+++ Data supplied +++

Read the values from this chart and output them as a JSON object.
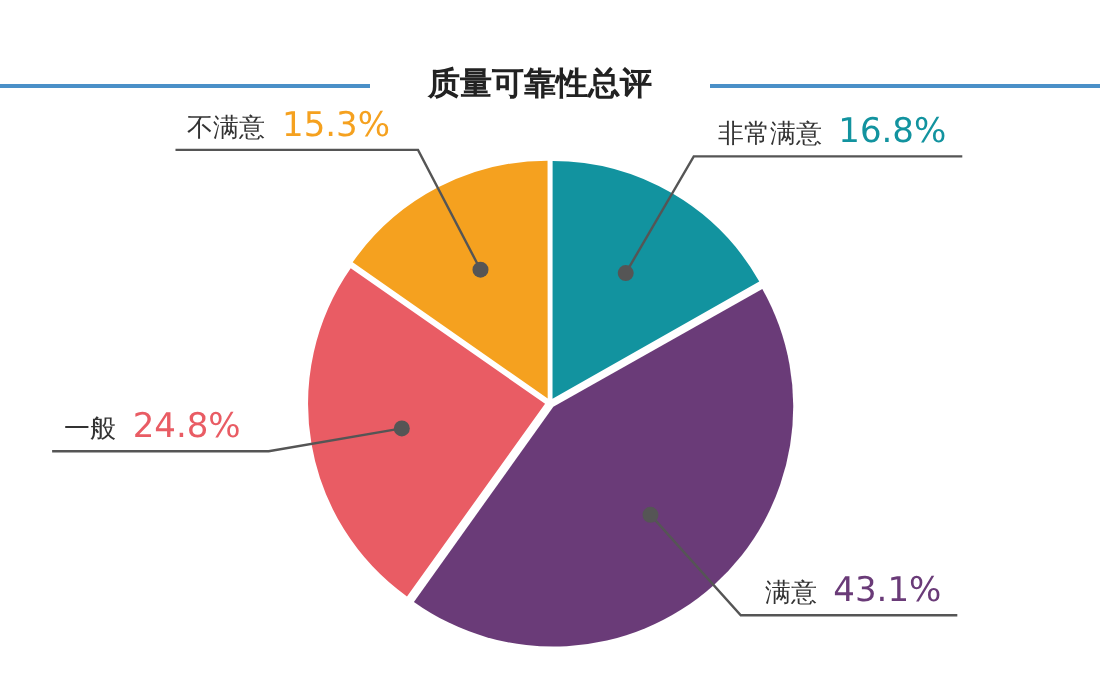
{
  "chart_data": {
    "type": "pie",
    "title": "质量可靠性总评",
    "categories": [
      "非常满意",
      "满意",
      "一般",
      "不满意"
    ],
    "values": [
      16.8,
      43.1,
      24.8,
      15.3
    ],
    "value_labels": [
      "16.8%",
      "43.1%",
      "24.8%",
      "15.3%"
    ],
    "colors": [
      "#12939f",
      "#6a3b78",
      "#e95c64",
      "#f5a11f"
    ],
    "legend": false
  }
}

+++

Using the entries above, return each line in which the word "values" occurs.

Read the values from this chart and output them as a JSON object.
    "values": [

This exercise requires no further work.